-- Begin MATERIALS PROVIDED --

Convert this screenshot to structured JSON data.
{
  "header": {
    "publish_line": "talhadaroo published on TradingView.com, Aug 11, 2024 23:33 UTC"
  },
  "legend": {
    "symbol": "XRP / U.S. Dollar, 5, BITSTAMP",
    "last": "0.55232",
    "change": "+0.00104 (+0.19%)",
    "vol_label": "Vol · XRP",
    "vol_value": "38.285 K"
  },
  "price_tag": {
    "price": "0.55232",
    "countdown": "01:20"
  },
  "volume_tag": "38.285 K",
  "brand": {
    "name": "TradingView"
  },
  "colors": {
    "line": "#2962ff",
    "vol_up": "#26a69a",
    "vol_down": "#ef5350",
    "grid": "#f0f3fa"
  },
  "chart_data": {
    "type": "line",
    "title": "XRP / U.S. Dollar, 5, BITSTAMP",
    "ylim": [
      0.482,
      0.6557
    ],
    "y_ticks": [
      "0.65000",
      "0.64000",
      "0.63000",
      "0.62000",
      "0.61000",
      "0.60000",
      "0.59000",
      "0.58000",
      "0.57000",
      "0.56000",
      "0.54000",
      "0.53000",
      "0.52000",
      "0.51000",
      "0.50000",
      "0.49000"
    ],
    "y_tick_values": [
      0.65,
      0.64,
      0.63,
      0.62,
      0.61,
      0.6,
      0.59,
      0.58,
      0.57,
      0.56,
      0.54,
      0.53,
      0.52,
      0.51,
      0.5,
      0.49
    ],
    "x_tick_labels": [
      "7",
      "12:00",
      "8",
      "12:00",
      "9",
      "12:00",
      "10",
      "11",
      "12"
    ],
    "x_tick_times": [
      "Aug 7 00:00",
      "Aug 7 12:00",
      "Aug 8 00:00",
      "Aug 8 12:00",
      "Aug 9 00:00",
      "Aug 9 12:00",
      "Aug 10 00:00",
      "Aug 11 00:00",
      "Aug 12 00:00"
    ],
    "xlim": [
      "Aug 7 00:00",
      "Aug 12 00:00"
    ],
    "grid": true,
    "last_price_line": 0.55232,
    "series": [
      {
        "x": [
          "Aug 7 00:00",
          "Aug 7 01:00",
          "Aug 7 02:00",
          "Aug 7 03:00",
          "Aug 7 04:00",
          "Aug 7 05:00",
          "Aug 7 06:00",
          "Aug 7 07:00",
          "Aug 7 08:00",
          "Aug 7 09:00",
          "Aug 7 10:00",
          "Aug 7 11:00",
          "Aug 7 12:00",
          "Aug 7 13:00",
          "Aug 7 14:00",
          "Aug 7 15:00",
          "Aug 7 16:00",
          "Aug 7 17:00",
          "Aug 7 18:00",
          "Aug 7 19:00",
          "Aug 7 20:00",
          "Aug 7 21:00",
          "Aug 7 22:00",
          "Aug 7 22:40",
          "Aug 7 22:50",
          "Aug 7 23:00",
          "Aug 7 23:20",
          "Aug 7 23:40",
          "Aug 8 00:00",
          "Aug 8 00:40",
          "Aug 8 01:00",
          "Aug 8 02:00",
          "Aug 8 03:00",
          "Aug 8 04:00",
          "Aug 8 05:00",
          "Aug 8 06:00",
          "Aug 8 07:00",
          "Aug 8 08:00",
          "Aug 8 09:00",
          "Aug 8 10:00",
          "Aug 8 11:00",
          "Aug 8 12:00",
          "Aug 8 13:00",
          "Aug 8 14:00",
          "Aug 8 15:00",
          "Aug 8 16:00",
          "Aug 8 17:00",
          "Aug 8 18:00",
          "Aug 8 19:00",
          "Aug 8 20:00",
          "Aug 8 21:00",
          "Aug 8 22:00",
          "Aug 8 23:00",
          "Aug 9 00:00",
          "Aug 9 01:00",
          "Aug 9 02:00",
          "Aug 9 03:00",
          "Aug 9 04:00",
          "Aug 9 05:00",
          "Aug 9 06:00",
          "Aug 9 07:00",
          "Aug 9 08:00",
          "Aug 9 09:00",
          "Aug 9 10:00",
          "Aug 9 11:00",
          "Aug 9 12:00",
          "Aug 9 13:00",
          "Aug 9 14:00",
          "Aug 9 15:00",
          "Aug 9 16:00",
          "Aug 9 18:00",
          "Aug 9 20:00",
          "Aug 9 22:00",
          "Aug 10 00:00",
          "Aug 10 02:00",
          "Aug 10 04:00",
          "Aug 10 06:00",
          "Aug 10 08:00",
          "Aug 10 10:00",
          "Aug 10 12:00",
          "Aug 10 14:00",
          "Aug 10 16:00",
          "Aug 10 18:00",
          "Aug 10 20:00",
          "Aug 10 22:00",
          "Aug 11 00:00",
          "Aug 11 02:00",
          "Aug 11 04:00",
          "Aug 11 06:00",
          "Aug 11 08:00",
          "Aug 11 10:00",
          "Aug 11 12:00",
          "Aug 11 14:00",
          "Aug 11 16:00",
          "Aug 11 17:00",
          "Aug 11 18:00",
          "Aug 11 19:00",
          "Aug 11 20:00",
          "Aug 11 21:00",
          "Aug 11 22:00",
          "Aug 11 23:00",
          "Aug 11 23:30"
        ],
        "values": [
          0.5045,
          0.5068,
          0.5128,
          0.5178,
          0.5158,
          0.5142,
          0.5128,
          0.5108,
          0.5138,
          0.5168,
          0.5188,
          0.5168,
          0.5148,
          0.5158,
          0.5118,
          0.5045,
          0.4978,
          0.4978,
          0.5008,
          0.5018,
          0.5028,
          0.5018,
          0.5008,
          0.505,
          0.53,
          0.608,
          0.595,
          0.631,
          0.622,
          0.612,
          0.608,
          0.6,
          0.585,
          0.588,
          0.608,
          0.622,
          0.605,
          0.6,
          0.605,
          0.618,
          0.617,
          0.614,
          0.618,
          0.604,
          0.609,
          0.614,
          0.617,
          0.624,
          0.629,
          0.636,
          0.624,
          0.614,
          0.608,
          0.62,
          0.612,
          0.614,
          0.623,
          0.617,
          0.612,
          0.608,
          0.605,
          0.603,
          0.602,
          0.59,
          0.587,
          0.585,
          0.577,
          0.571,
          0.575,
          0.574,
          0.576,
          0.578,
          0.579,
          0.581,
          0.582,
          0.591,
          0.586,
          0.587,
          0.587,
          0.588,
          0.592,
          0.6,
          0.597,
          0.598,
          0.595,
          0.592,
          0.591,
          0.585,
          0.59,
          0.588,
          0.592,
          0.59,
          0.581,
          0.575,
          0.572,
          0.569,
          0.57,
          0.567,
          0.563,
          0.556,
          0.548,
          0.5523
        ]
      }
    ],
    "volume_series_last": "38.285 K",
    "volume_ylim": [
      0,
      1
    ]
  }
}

-- End MATERIALS PROVIDED --

**SET TASK**
Reproduce each line of the material above precisely.

**CORRECT RESPONSE**
Convert this screenshot to structured JSON data.
{
  "header": {
    "publish_line": "talhadaroo published on TradingView.com, Aug 11, 2024 23:33 UTC"
  },
  "legend": {
    "symbol": "XRP / U.S. Dollar, 5, BITSTAMP",
    "last": "0.55232",
    "change": "+0.00104 (+0.19%)",
    "vol_label": "Vol · XRP",
    "vol_value": "38.285 K"
  },
  "price_tag": {
    "price": "0.55232",
    "countdown": "01:20"
  },
  "volume_tag": "38.285 K",
  "brand": {
    "name": "TradingView"
  },
  "colors": {
    "line": "#2962ff",
    "vol_up": "#26a69a",
    "vol_down": "#ef5350",
    "grid": "#f0f3fa"
  },
  "chart_data": {
    "type": "line",
    "title": "XRP / U.S. Dollar, 5, BITSTAMP",
    "ylim": [
      0.482,
      0.6557
    ],
    "y_ticks": [
      "0.65000",
      "0.64000",
      "0.63000",
      "0.62000",
      "0.61000",
      "0.60000",
      "0.59000",
      "0.58000",
      "0.57000",
      "0.56000",
      "0.54000",
      "0.53000",
      "0.52000",
      "0.51000",
      "0.50000",
      "0.49000"
    ],
    "y_tick_values": [
      0.65,
      0.64,
      0.63,
      0.62,
      0.61,
      0.6,
      0.59,
      0.58,
      0.57,
      0.56,
      0.54,
      0.53,
      0.52,
      0.51,
      0.5,
      0.49
    ],
    "x_tick_labels": [
      "7",
      "12:00",
      "8",
      "12:00",
      "9",
      "12:00",
      "10",
      "11",
      "12"
    ],
    "x_tick_times": [
      "Aug 7 00:00",
      "Aug 7 12:00",
      "Aug 8 00:00",
      "Aug 8 12:00",
      "Aug 9 00:00",
      "Aug 9 12:00",
      "Aug 10 00:00",
      "Aug 11 00:00",
      "Aug 12 00:00"
    ],
    "xlim": [
      "Aug 7 00:00",
      "Aug 12 00:00"
    ],
    "grid": true,
    "last_price_line": 0.55232,
    "series": [
      {
        "x": [
          "Aug 7 00:00",
          "Aug 7 01:00",
          "Aug 7 02:00",
          "Aug 7 03:00",
          "Aug 7 04:00",
          "Aug 7 05:00",
          "Aug 7 06:00",
          "Aug 7 07:00",
          "Aug 7 08:00",
          "Aug 7 09:00",
          "Aug 7 10:00",
          "Aug 7 11:00",
          "Aug 7 12:00",
          "Aug 7 13:00",
          "Aug 7 14:00",
          "Aug 7 15:00",
          "Aug 7 16:00",
          "Aug 7 17:00",
          "Aug 7 18:00",
          "Aug 7 19:00",
          "Aug 7 20:00",
          "Aug 7 21:00",
          "Aug 7 22:00",
          "Aug 7 22:40",
          "Aug 7 22:50",
          "Aug 7 23:00",
          "Aug 7 23:20",
          "Aug 7 23:40",
          "Aug 8 00:00",
          "Aug 8 00:40",
          "Aug 8 01:00",
          "Aug 8 02:00",
          "Aug 8 03:00",
          "Aug 8 04:00",
          "Aug 8 05:00",
          "Aug 8 06:00",
          "Aug 8 07:00",
          "Aug 8 08:00",
          "Aug 8 09:00",
          "Aug 8 10:00",
          "Aug 8 11:00",
          "Aug 8 12:00",
          "Aug 8 13:00",
          "Aug 8 14:00",
          "Aug 8 15:00",
          "Aug 8 16:00",
          "Aug 8 17:00",
          "Aug 8 18:00",
          "Aug 8 19:00",
          "Aug 8 20:00",
          "Aug 8 21:00",
          "Aug 8 22:00",
          "Aug 8 23:00",
          "Aug 9 00:00",
          "Aug 9 01:00",
          "Aug 9 02:00",
          "Aug 9 03:00",
          "Aug 9 04:00",
          "Aug 9 05:00",
          "Aug 9 06:00",
          "Aug 9 07:00",
          "Aug 9 08:00",
          "Aug 9 09:00",
          "Aug 9 10:00",
          "Aug 9 11:00",
          "Aug 9 12:00",
          "Aug 9 13:00",
          "Aug 9 14:00",
          "Aug 9 15:00",
          "Aug 9 16:00",
          "Aug 9 18:00",
          "Aug 9 20:00",
          "Aug 9 22:00",
          "Aug 10 00:00",
          "Aug 10 02:00",
          "Aug 10 04:00",
          "Aug 10 06:00",
          "Aug 10 08:00",
          "Aug 10 10:00",
          "Aug 10 12:00",
          "Aug 10 14:00",
          "Aug 10 16:00",
          "Aug 10 18:00",
          "Aug 10 20:00",
          "Aug 10 22:00",
          "Aug 11 00:00",
          "Aug 11 02:00",
          "Aug 11 04:00",
          "Aug 11 06:00",
          "Aug 11 08:00",
          "Aug 11 10:00",
          "Aug 11 12:00",
          "Aug 11 14:00",
          "Aug 11 16:00",
          "Aug 11 17:00",
          "Aug 11 18:00",
          "Aug 11 19:00",
          "Aug 11 20:00",
          "Aug 11 21:00",
          "Aug 11 22:00",
          "Aug 11 23:00",
          "Aug 11 23:30"
        ],
        "values": [
          0.5045,
          0.5068,
          0.5128,
          0.5178,
          0.5158,
          0.5142,
          0.5128,
          0.5108,
          0.5138,
          0.5168,
          0.5188,
          0.5168,
          0.5148,
          0.5158,
          0.5118,
          0.5045,
          0.4978,
          0.4978,
          0.5008,
          0.5018,
          0.5028,
          0.5018,
          0.5008,
          0.505,
          0.53,
          0.608,
          0.595,
          0.631,
          0.622,
          0.612,
          0.608,
          0.6,
          0.585,
          0.588,
          0.608,
          0.622,
          0.605,
          0.6,
          0.605,
          0.618,
          0.617,
          0.614,
          0.618,
          0.604,
          0.609,
          0.614,
          0.617,
          0.624,
          0.629,
          0.636,
          0.624,
          0.614,
          0.608,
          0.62,
          0.612,
          0.614,
          0.623,
          0.617,
          0.612,
          0.608,
          0.605,
          0.603,
          0.602,
          0.59,
          0.587,
          0.585,
          0.577,
          0.571,
          0.575,
          0.574,
          0.576,
          0.578,
          0.579,
          0.581,
          0.582,
          0.591,
          0.586,
          0.587,
          0.587,
          0.588,
          0.592,
          0.6,
          0.597,
          0.598,
          0.595,
          0.592,
          0.591,
          0.585,
          0.59,
          0.588,
          0.592,
          0.59,
          0.581,
          0.575,
          0.572,
          0.569,
          0.57,
          0.567,
          0.563,
          0.556,
          0.548,
          0.5523
        ]
      }
    ],
    "volume_series_last": "38.285 K",
    "volume_ylim": [
      0,
      1
    ]
  }
}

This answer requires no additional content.